[Stored items from a collection]
━━━━

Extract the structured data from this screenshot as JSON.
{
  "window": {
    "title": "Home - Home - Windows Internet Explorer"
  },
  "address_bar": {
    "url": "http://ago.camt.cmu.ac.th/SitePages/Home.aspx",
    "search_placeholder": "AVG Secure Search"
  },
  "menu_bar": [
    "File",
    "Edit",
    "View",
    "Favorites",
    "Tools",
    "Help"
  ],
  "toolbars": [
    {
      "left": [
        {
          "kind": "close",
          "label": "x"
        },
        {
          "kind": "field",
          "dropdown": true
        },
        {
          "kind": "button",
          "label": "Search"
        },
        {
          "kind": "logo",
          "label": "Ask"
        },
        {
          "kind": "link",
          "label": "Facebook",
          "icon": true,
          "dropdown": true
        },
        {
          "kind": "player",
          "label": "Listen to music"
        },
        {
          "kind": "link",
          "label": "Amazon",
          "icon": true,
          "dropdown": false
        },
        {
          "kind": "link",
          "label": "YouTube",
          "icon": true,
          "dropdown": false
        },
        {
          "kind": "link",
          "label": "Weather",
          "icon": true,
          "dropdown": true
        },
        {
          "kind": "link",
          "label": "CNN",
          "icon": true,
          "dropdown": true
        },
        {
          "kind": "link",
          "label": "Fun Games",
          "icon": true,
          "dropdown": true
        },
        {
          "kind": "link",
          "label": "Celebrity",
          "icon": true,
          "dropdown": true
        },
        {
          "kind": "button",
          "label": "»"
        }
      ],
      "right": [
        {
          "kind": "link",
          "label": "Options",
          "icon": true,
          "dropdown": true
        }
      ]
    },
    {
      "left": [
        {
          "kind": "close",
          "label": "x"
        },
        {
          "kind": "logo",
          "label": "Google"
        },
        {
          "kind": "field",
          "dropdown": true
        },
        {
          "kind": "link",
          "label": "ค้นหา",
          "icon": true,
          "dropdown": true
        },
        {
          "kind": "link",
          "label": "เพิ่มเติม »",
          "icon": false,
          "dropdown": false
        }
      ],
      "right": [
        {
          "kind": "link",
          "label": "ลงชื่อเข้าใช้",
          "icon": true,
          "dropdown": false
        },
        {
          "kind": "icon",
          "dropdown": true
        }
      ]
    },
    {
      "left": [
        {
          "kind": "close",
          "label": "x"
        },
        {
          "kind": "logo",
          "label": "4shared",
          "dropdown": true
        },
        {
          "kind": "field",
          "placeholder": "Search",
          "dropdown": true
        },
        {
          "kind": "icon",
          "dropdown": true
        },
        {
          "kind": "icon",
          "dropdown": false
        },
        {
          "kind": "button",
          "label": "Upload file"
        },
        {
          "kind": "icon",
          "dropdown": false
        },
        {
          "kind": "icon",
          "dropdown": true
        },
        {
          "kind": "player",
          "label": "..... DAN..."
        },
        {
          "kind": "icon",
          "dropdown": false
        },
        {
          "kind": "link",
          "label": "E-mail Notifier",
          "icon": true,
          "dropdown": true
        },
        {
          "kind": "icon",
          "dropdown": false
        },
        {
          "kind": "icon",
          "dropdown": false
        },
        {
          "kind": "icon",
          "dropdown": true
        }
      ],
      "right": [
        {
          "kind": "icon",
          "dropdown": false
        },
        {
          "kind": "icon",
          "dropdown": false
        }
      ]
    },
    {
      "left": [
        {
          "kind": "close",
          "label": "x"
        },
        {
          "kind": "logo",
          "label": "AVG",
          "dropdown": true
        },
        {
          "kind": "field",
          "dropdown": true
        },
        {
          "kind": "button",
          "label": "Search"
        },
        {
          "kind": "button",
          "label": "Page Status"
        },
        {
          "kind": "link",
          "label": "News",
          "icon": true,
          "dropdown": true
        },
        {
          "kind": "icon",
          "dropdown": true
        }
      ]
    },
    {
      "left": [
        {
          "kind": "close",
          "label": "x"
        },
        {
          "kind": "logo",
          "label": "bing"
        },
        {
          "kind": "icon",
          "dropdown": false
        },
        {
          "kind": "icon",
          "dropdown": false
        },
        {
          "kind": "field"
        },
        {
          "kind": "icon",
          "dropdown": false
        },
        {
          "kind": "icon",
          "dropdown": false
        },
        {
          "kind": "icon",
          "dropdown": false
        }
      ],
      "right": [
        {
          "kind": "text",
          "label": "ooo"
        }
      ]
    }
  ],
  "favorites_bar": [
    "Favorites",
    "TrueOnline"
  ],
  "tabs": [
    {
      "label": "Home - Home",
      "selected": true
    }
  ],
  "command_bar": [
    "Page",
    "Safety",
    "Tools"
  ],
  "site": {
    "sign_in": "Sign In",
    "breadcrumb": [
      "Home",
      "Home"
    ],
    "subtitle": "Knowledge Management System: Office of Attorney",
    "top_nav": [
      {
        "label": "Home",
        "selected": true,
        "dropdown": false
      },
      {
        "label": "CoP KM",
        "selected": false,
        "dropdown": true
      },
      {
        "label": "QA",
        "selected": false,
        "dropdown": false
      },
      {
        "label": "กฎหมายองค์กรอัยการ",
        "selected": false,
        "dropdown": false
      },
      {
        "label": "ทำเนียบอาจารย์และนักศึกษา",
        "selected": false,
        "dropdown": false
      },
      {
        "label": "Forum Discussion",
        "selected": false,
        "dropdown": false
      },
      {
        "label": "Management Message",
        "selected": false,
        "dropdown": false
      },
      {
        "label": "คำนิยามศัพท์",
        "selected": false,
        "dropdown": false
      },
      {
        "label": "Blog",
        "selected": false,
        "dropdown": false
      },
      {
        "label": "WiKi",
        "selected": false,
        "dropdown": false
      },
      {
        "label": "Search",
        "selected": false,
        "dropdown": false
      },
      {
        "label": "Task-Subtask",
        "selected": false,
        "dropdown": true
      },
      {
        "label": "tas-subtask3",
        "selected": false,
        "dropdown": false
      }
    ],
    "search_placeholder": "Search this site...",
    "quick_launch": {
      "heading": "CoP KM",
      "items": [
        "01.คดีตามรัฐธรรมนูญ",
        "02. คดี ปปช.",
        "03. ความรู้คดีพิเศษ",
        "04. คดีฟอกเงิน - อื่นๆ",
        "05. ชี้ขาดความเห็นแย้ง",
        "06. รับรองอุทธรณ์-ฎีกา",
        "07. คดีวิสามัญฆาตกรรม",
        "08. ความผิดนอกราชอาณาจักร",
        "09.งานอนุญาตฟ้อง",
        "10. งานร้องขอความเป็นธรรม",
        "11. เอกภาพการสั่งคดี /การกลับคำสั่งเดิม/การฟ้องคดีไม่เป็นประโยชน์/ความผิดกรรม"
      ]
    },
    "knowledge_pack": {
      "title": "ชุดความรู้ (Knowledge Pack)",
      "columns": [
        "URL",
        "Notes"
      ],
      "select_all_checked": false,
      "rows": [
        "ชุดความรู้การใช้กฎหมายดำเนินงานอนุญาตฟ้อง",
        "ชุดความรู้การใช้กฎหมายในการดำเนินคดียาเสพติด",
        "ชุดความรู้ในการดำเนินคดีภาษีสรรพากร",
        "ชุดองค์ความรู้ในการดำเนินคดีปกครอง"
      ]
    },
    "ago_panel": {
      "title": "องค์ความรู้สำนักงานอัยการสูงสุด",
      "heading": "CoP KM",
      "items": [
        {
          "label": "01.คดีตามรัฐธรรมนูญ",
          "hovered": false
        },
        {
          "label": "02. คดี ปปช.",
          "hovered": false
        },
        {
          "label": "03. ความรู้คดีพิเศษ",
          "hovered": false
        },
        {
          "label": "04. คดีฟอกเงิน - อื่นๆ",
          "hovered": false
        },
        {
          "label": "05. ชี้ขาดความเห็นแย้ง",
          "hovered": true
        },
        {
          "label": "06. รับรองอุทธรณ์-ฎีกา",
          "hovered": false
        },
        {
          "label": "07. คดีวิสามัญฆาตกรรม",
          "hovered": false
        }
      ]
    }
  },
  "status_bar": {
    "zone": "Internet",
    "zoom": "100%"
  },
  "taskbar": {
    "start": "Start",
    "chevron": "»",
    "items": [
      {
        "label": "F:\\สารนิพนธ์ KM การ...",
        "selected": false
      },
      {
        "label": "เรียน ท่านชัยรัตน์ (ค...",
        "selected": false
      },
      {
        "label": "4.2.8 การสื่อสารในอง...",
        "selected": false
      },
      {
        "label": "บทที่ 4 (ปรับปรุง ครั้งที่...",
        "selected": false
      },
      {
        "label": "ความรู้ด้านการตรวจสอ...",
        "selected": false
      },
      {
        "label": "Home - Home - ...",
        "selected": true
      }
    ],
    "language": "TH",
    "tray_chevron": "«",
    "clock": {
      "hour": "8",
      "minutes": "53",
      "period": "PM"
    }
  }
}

━━━━

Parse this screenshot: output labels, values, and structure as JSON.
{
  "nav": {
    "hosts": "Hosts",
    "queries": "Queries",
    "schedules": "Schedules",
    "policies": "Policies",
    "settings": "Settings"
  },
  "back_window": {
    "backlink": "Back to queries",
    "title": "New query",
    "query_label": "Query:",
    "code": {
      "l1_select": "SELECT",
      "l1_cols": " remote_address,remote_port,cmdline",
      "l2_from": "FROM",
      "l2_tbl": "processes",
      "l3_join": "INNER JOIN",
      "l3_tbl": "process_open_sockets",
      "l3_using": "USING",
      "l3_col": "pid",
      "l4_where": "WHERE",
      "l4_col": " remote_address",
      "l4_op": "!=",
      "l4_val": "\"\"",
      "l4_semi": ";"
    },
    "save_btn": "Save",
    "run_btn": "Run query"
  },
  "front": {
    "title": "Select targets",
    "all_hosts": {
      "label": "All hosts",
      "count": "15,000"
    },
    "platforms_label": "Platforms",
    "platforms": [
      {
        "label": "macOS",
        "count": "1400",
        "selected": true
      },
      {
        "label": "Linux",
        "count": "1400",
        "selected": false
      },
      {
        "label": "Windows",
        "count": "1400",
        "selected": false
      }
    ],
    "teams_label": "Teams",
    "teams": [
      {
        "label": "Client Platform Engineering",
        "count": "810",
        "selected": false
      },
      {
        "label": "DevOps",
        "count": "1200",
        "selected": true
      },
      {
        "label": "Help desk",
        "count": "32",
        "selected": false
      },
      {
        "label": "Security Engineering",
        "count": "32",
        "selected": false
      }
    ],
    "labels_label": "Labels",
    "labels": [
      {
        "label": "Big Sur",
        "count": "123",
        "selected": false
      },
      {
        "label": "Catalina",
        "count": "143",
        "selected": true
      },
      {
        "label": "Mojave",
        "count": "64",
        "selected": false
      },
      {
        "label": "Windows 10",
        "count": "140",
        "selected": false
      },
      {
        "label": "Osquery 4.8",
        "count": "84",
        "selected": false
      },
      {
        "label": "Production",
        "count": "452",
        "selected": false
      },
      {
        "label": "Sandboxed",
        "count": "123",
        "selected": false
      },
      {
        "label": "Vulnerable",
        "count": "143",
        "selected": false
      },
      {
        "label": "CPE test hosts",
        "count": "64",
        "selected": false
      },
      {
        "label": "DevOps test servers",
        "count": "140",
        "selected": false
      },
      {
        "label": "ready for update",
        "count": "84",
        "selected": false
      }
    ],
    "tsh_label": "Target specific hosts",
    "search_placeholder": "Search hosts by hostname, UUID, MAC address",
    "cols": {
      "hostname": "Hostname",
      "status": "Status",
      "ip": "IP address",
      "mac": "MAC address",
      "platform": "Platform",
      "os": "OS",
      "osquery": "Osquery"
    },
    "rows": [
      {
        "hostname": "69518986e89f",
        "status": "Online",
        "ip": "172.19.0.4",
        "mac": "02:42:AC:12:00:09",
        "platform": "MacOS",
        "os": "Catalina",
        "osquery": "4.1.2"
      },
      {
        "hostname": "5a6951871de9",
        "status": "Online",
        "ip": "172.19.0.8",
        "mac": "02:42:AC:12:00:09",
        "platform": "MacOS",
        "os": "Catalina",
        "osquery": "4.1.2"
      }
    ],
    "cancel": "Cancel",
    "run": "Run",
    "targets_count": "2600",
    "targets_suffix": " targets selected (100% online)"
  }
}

━━━━

**Job**:
How many lines in the listing contain "queries"? Answer with the number alone.

**Correct output**:
2